Stored data
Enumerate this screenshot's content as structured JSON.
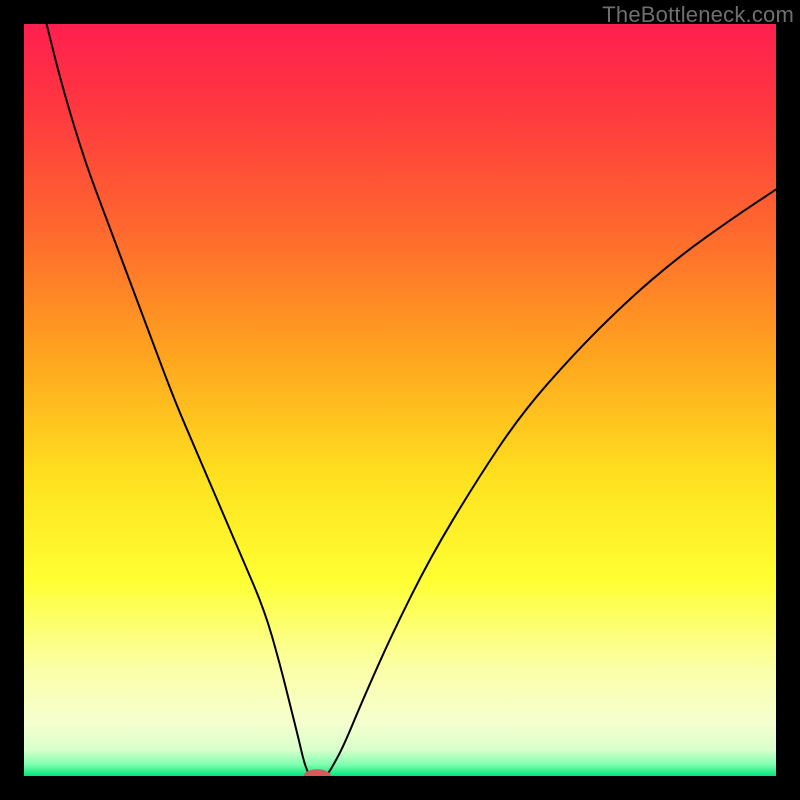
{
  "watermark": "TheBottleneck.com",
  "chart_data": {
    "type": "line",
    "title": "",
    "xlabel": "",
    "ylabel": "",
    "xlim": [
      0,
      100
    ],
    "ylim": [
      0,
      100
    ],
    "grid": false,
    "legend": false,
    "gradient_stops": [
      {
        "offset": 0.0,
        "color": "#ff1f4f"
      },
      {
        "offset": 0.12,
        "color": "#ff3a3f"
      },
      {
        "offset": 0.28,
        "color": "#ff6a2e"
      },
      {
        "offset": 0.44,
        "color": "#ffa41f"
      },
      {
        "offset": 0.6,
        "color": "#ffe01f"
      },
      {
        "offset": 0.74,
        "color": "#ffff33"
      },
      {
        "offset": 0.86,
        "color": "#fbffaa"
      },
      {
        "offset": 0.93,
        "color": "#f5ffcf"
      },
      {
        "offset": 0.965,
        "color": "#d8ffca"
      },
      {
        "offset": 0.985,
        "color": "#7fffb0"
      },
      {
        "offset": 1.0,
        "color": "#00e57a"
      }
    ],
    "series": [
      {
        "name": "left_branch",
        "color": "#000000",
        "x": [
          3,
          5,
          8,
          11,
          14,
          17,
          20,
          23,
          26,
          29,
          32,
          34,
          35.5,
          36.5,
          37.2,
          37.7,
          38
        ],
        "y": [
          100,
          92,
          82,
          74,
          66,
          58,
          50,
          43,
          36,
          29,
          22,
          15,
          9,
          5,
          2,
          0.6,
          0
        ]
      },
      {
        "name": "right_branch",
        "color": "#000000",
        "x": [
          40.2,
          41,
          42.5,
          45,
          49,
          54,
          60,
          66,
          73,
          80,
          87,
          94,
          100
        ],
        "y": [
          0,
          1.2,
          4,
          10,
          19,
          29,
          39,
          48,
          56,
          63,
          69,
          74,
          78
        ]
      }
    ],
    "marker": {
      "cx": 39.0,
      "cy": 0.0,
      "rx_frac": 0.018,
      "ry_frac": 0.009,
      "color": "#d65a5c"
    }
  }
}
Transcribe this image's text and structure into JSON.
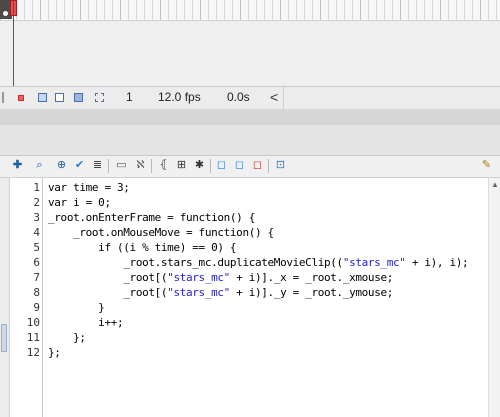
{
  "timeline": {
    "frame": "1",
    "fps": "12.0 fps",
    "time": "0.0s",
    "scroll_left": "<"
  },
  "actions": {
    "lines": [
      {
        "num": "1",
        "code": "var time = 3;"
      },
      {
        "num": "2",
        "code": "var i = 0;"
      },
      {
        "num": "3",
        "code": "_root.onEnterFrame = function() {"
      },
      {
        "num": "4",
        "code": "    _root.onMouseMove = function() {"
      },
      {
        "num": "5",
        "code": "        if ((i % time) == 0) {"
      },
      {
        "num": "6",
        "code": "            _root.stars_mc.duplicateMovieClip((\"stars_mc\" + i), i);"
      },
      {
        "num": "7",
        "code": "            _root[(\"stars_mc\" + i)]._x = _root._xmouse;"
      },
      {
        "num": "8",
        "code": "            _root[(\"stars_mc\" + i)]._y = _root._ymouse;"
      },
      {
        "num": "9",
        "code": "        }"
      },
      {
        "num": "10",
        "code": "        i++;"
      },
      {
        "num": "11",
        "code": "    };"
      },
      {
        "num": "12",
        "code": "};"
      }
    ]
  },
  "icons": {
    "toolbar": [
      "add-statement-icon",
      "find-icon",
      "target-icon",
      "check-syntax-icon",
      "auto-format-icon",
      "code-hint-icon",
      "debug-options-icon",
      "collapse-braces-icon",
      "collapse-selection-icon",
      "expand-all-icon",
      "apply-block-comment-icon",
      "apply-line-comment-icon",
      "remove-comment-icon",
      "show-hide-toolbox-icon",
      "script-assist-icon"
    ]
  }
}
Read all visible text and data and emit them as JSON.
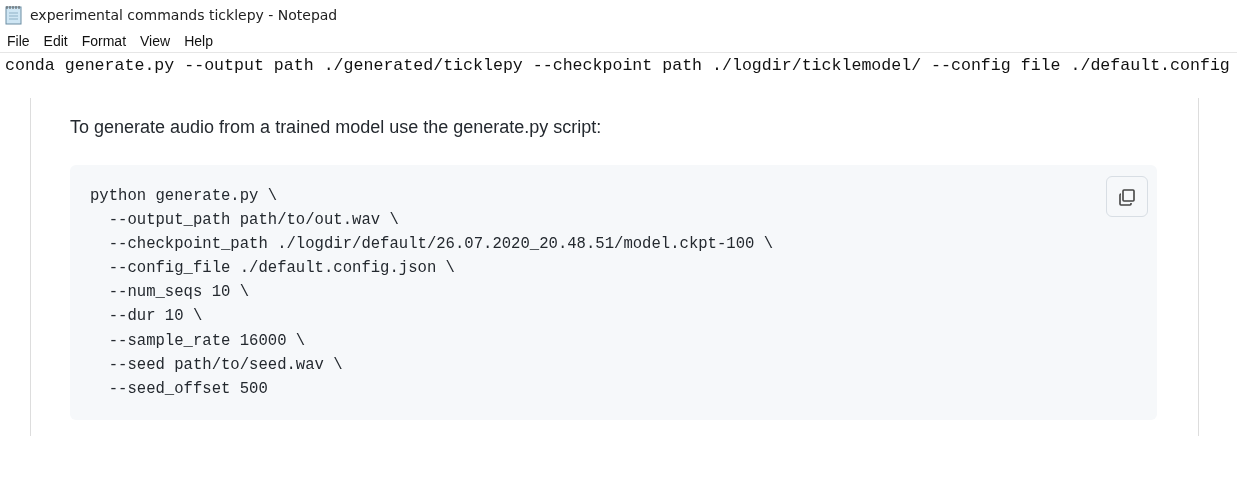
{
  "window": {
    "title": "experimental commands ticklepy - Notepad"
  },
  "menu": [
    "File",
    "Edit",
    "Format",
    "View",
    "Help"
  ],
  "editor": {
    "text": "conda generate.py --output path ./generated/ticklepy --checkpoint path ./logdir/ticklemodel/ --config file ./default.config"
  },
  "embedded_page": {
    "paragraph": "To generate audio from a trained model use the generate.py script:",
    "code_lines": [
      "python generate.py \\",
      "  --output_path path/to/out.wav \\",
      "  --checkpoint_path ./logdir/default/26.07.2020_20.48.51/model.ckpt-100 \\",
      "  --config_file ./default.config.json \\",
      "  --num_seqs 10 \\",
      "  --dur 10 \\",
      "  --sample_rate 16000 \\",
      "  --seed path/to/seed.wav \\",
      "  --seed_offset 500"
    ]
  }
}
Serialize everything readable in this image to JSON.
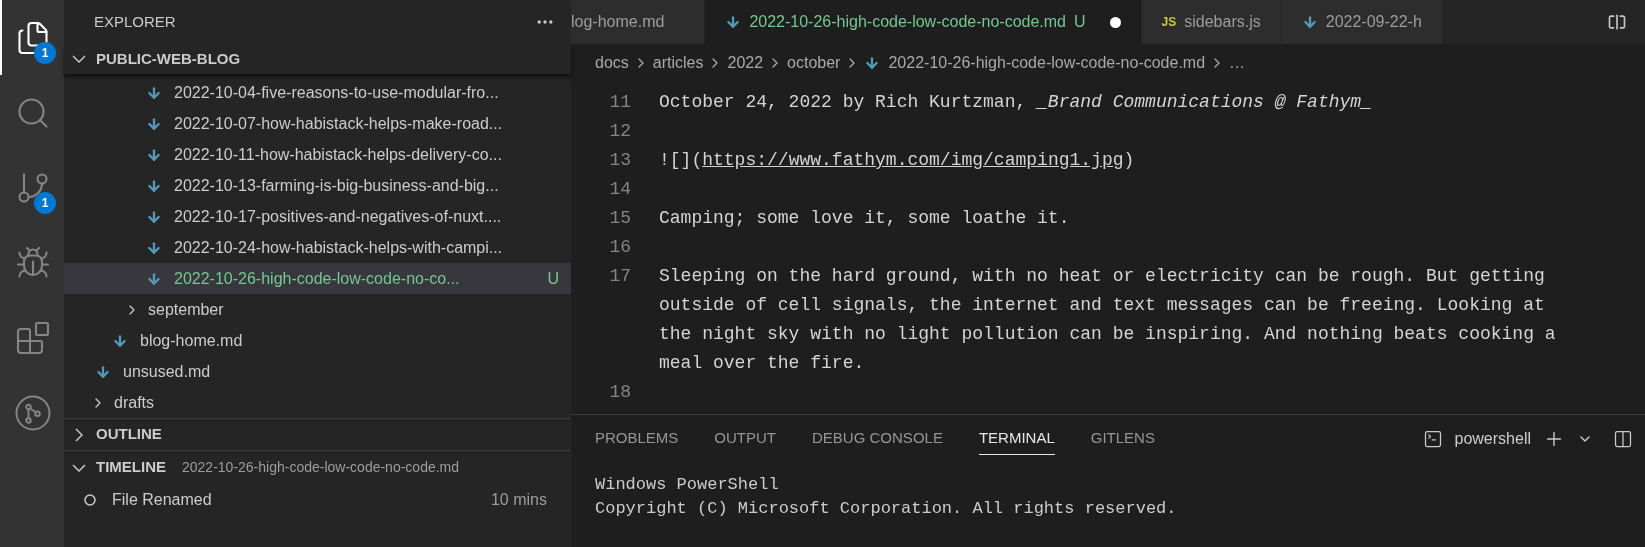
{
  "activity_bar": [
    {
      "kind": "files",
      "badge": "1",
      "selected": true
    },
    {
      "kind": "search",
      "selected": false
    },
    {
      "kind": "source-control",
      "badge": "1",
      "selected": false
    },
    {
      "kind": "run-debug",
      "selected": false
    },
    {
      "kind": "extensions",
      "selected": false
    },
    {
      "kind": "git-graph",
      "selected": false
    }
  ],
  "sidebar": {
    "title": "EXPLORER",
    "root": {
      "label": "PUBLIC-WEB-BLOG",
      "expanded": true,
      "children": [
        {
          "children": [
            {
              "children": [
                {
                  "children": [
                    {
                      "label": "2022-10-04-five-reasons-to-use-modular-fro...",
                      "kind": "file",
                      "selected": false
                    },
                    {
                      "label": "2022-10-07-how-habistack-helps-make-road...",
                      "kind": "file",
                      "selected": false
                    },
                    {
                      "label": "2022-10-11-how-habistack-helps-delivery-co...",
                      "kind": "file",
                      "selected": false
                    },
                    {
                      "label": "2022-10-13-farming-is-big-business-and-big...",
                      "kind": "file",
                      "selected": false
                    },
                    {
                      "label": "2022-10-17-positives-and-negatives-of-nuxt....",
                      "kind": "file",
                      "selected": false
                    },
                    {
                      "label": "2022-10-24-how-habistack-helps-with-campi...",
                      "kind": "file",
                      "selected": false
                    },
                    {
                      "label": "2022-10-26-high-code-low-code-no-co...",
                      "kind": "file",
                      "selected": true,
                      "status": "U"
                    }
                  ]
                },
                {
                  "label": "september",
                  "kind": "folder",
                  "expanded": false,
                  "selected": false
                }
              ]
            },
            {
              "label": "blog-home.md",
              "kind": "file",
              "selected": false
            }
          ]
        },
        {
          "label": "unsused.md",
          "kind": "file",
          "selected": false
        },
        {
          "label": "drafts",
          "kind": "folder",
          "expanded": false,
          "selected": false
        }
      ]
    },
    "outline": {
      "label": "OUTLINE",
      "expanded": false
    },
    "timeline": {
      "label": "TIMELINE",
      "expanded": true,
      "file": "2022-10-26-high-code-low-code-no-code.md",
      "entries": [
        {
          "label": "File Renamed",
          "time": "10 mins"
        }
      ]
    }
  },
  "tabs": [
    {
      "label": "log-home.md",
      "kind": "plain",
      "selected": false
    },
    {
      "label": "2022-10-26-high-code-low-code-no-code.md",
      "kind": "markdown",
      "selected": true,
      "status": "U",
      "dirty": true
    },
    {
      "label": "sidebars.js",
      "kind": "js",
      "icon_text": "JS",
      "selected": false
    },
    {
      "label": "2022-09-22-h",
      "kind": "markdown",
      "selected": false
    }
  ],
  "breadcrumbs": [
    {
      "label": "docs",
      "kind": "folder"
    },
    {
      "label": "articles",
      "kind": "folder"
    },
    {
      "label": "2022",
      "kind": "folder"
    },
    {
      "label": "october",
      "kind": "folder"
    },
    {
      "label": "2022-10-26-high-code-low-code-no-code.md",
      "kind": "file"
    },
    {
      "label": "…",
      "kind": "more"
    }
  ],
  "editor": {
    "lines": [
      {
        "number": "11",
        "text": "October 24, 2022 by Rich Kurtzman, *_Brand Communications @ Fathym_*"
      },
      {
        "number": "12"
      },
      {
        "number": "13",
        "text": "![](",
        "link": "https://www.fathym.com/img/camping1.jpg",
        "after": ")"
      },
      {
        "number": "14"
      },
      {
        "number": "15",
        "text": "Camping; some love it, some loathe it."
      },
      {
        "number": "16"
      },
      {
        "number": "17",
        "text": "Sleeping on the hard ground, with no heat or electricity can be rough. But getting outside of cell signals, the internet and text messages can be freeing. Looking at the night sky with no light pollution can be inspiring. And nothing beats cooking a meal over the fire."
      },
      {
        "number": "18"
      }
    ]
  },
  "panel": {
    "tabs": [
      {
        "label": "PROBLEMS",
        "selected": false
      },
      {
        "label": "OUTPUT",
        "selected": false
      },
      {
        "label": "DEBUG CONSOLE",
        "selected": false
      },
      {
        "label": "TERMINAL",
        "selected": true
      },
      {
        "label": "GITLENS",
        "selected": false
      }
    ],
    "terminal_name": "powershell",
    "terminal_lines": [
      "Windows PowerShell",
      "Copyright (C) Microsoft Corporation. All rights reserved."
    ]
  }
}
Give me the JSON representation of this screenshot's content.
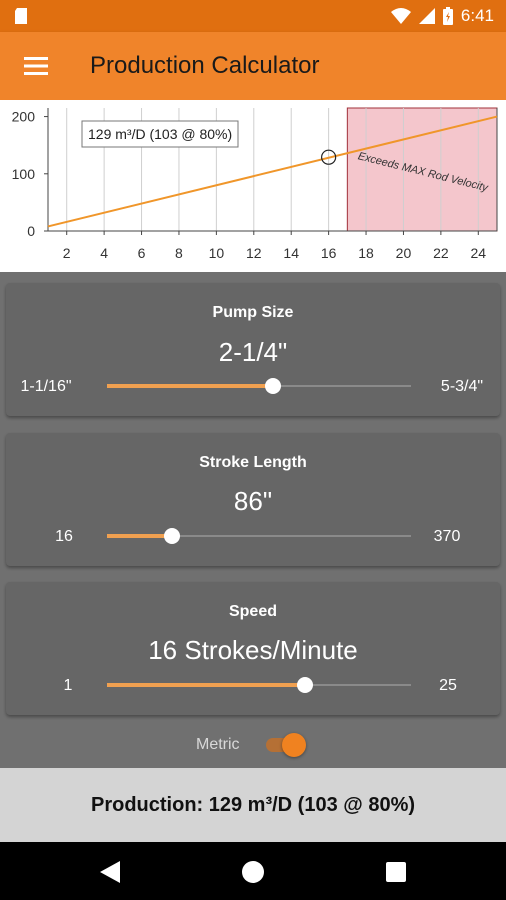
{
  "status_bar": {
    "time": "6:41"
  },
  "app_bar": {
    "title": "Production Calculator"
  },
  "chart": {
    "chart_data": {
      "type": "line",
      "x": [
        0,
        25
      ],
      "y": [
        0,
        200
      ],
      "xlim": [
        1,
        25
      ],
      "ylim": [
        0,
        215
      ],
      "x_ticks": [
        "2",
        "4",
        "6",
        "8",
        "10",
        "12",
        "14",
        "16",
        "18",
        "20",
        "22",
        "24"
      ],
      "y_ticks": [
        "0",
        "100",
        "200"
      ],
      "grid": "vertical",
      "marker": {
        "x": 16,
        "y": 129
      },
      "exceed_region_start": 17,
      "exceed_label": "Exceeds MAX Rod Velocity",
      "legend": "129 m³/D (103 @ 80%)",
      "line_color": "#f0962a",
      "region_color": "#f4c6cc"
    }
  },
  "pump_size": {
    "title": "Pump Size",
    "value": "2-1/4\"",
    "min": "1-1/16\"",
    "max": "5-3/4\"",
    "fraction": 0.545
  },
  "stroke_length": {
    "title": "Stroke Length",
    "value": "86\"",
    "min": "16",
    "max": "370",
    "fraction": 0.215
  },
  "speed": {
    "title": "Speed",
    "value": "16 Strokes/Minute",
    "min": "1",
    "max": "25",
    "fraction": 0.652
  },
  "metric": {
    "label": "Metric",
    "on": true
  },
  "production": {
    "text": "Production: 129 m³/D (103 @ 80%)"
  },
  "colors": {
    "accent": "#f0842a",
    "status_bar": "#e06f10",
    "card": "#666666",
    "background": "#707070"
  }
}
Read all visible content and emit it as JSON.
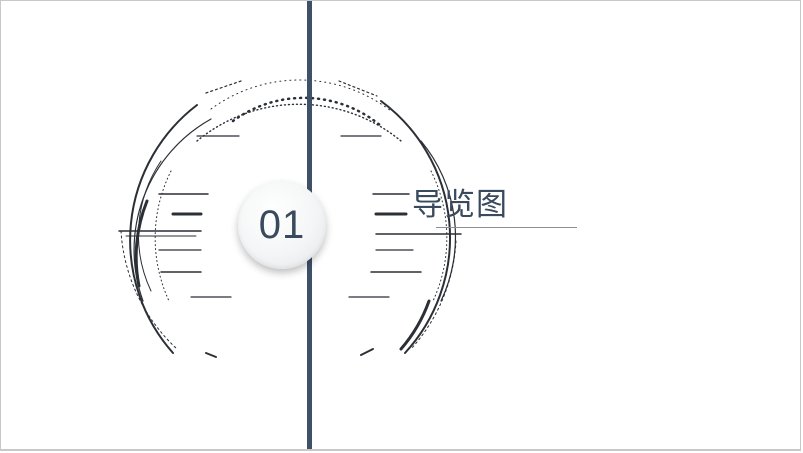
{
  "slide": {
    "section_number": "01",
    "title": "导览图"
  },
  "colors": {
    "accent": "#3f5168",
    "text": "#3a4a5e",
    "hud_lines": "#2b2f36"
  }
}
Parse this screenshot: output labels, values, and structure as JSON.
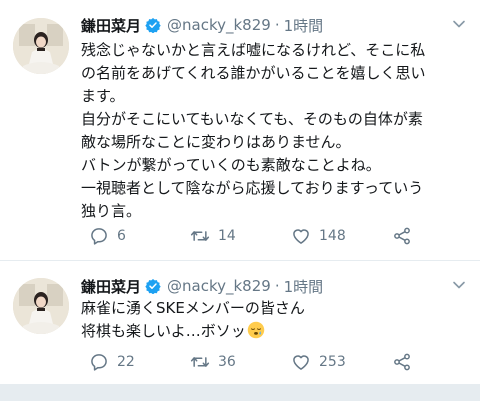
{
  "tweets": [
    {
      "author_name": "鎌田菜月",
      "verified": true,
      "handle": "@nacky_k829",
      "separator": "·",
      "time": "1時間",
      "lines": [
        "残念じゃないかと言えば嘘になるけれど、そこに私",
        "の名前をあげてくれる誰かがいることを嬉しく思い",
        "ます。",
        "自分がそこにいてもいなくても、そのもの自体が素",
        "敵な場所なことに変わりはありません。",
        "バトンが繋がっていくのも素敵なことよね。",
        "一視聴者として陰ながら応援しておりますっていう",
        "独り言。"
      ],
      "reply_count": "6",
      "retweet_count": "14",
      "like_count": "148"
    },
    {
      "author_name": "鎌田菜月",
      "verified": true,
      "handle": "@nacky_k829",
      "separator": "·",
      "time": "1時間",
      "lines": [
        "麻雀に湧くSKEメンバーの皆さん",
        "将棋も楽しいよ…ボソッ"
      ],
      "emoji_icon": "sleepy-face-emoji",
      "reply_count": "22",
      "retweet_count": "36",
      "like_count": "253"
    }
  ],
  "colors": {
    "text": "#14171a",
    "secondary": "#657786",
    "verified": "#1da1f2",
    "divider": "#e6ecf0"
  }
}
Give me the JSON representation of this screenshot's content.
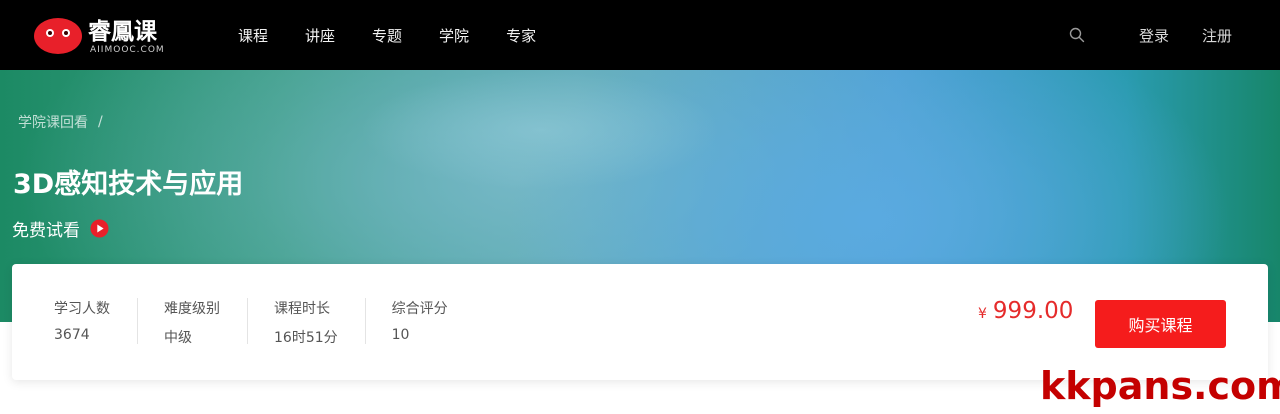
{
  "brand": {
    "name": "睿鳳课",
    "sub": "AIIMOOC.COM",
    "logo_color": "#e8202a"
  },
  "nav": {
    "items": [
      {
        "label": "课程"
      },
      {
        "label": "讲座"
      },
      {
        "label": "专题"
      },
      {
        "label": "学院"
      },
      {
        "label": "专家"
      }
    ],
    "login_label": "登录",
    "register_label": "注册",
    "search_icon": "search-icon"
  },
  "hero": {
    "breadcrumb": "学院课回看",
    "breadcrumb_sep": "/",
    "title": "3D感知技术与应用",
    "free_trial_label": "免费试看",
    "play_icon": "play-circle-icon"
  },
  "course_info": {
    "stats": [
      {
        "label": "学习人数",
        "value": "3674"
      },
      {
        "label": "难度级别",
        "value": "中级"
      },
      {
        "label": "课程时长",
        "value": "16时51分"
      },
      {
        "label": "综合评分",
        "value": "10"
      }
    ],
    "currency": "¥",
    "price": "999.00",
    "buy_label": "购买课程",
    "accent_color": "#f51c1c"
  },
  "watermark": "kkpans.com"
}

* **What you will do**
Count each line where the string "visible" occurs, and write only the number.

* **Answer to this problem**
2